* _YOUR TASK_:
Reproduce the material word for word; the images stay out.

* _EXERCISE DATA_:

----

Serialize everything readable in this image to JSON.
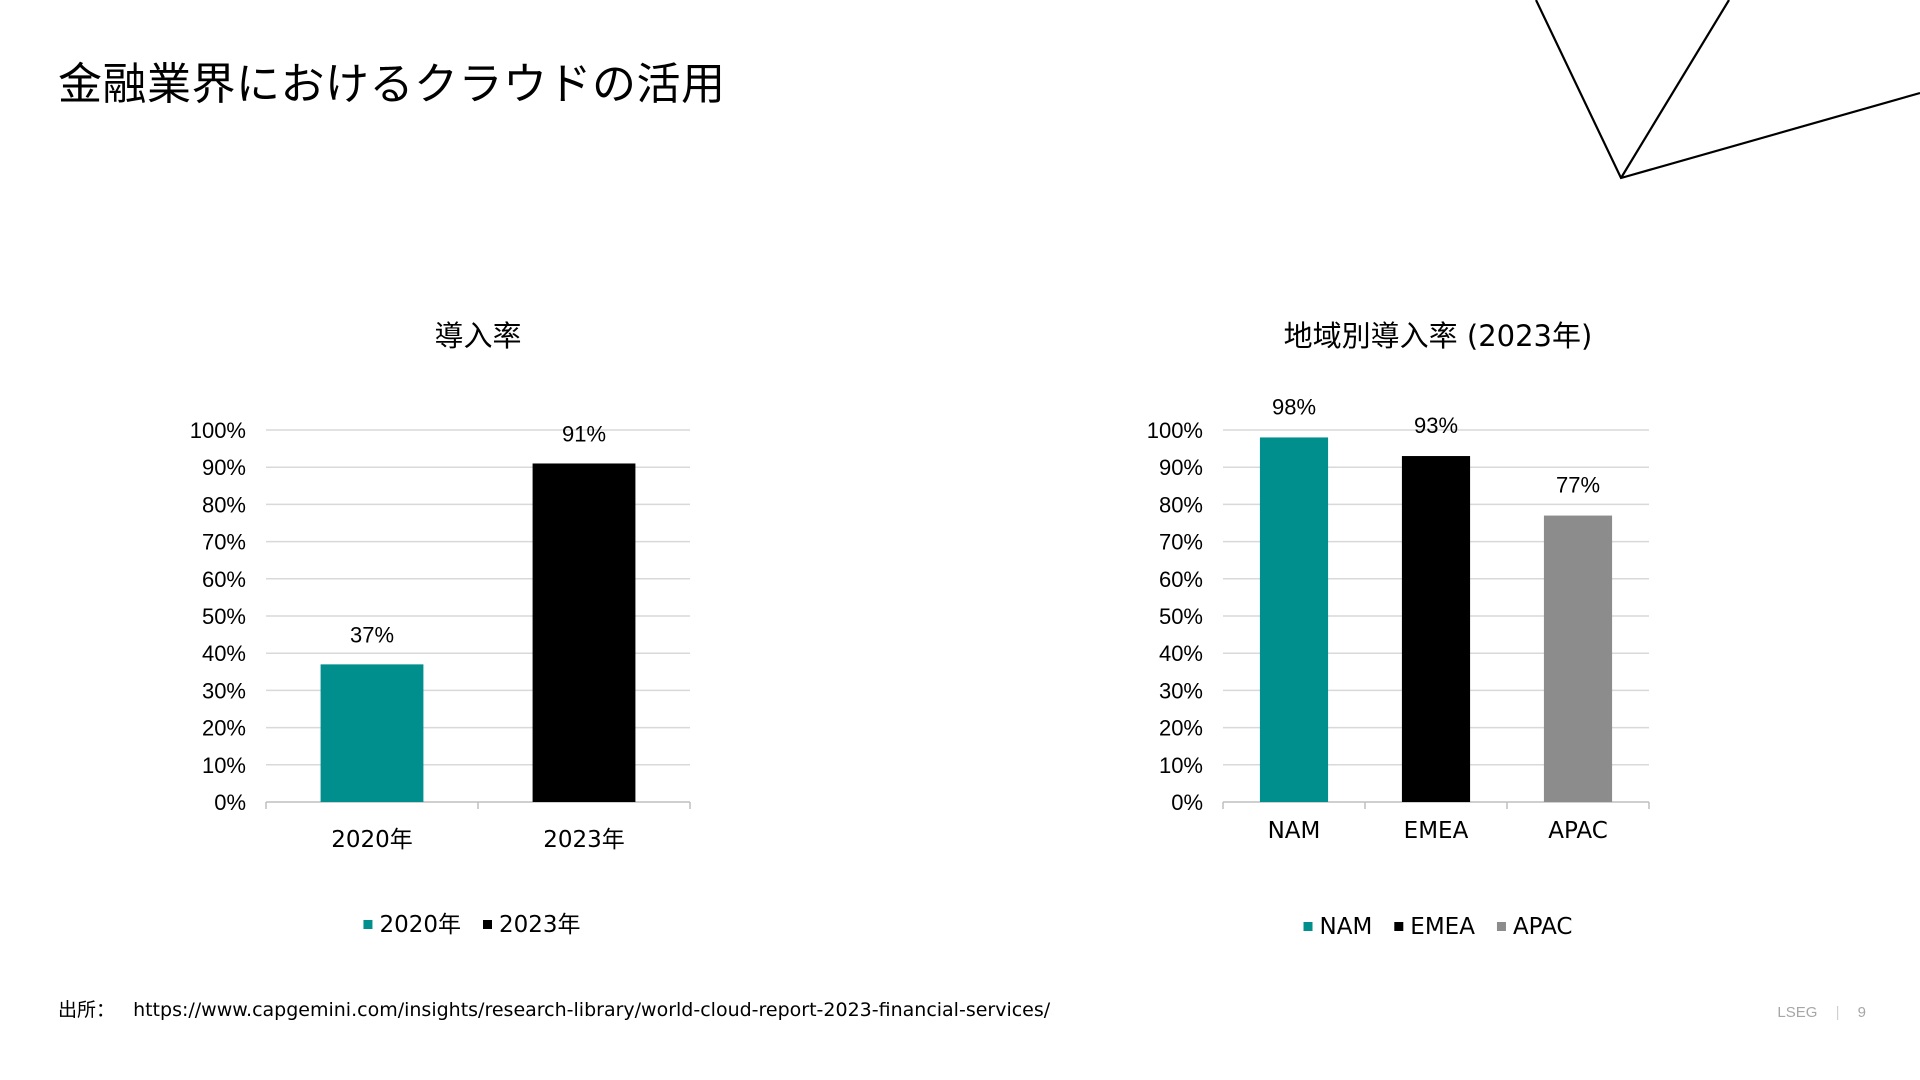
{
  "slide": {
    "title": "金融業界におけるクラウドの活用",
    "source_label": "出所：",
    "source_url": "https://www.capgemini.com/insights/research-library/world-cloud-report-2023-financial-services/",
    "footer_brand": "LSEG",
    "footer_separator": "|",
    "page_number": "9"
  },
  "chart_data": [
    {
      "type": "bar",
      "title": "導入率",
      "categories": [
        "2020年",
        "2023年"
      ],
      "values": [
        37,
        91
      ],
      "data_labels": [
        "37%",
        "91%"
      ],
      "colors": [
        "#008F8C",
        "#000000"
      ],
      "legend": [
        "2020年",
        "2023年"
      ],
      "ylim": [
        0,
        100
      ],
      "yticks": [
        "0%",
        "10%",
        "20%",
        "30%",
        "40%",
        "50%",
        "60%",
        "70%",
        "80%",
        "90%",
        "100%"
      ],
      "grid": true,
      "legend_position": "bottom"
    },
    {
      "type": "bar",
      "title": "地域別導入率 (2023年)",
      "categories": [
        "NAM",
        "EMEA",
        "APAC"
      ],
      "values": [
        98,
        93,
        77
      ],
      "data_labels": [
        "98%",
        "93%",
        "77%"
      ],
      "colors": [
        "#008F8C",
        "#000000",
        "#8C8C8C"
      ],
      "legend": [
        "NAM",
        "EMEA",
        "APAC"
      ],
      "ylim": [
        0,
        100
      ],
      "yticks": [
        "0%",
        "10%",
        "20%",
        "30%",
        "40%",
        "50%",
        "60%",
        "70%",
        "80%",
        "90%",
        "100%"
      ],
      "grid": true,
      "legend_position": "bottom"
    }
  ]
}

----

* _PROBLEM SOLUTION_:
Serialize everything readable in this image to JSON.
{
  "slide": {
    "title": "金融業界におけるクラウドの活用",
    "source_label": "出所：",
    "source_url": "https://www.capgemini.com/insights/research-library/world-cloud-report-2023-financial-services/",
    "footer_brand": "LSEG",
    "footer_separator": "|",
    "page_number": "9"
  },
  "chart_data": [
    {
      "type": "bar",
      "title": "導入率",
      "categories": [
        "2020年",
        "2023年"
      ],
      "values": [
        37,
        91
      ],
      "data_labels": [
        "37%",
        "91%"
      ],
      "colors": [
        "#008F8C",
        "#000000"
      ],
      "legend": [
        "2020年",
        "2023年"
      ],
      "ylim": [
        0,
        100
      ],
      "yticks": [
        "0%",
        "10%",
        "20%",
        "30%",
        "40%",
        "50%",
        "60%",
        "70%",
        "80%",
        "90%",
        "100%"
      ],
      "grid": true,
      "legend_position": "bottom"
    },
    {
      "type": "bar",
      "title": "地域別導入率 (2023年)",
      "categories": [
        "NAM",
        "EMEA",
        "APAC"
      ],
      "values": [
        98,
        93,
        77
      ],
      "data_labels": [
        "98%",
        "93%",
        "77%"
      ],
      "colors": [
        "#008F8C",
        "#000000",
        "#8C8C8C"
      ],
      "legend": [
        "NAM",
        "EMEA",
        "APAC"
      ],
      "ylim": [
        0,
        100
      ],
      "yticks": [
        "0%",
        "10%",
        "20%",
        "30%",
        "40%",
        "50%",
        "60%",
        "70%",
        "80%",
        "90%",
        "100%"
      ],
      "grid": true,
      "legend_position": "bottom"
    }
  ]
}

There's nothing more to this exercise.